#### [Directions]
A. In the TeenStreet article, what is the leader of each small group called?
B. Rewrite the part of the TeenStreet article that begins at the words "Seventeen years ago" and stops after "free time together.", putting "helpers" in place of "volunteers".

#### [Extract provided]
########################################
Seventeen years ago OM workers Markus* and Loïs* participated in TeenStreet Europe as volunteers for the first time.
There they caught TeenStreet’s vision to motivate, equip and walk alongside teens to have real friendship with Jesus and reflect Him in their world. “It is the vision of small groups, which prevents the teens from getting lost and being anonymous in a crowd at a big conference,” Markus explained. The teenagers are divided into small groups of six boys or girls who speak the same language, and each group has its own leader, called a coach. The groups stick together throughout TeenStreet, eating, sleeping, learning about God and often spending their free time together.
A few years after their first TeenStreet experience, Markus and Loïs brought groups from their home church in the Netherlands to TeenStreet.“It was a joy to be the coaches of them and see them grow,” reflected Markus. “In the years that followed, we went with more teens from our church and new coaches. It was great to get more people involved.”
During this time, Markus and Loïs were preparing to go to Turkey as missions workers with OM. Having seen the impact of TeenStreet on Dutch teenagers, they dreamt of one day making it possible for Turkish youth to attend. “If it is such a blessing for Dutch teens, who have lots of conferences and camps, we thought it would be a great experience for teens who are never exposed to big conferences,” said Markus.
In 2009, 10 years after God had put the people of Turkey on their hearts, the couple moved to the country. “We still had the vision to bring teens to Turkey, but without knowing the language, it would not be possible,” said Markus. “We didn’t talk about TeenStreet with anyone, and we didn’t make any plans, as it seemed impossible in many ways, not the least because of the costs.”
########################################
Page segmentation records:
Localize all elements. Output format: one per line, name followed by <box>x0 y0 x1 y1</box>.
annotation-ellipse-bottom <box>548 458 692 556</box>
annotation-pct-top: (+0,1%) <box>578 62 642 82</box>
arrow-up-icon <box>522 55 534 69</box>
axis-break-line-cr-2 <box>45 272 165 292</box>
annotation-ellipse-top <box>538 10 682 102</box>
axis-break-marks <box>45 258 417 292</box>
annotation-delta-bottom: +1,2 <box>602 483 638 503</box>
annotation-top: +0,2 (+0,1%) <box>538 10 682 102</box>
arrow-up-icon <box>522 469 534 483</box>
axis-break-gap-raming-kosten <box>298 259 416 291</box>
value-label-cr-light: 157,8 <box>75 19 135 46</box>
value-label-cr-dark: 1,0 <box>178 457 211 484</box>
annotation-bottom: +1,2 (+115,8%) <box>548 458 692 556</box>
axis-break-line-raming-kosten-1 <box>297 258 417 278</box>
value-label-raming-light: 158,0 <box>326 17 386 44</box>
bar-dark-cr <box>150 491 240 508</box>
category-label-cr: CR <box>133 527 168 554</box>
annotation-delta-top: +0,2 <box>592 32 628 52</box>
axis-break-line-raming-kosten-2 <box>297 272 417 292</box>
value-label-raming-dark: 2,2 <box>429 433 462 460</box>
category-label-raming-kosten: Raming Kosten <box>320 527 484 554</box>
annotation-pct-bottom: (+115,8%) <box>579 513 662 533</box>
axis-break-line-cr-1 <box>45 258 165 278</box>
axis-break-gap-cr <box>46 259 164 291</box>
########################################
#### [Responses to the tasks]
A. A coach.

B.
Seventeen years ago OM workers Markus* and Loïs* participated in TeenStreet Europe as helpers for the first time.
There they caught TeenStreet’s vision to motivate, equip and walk alongside teens to have real friendship with Jesus and reflect Him in their world. “It is the vision of small groups, which prevents the teens from getting lost and being anonymous in a crowd at a big conference,” Markus explained. The teenagers are divided into small groups of six boys or girls who speak the same language, and each group has its own leader, called a coach. The groups stick together throughout TeenStreet, eating, sleeping, learning about God and often spending their free time together.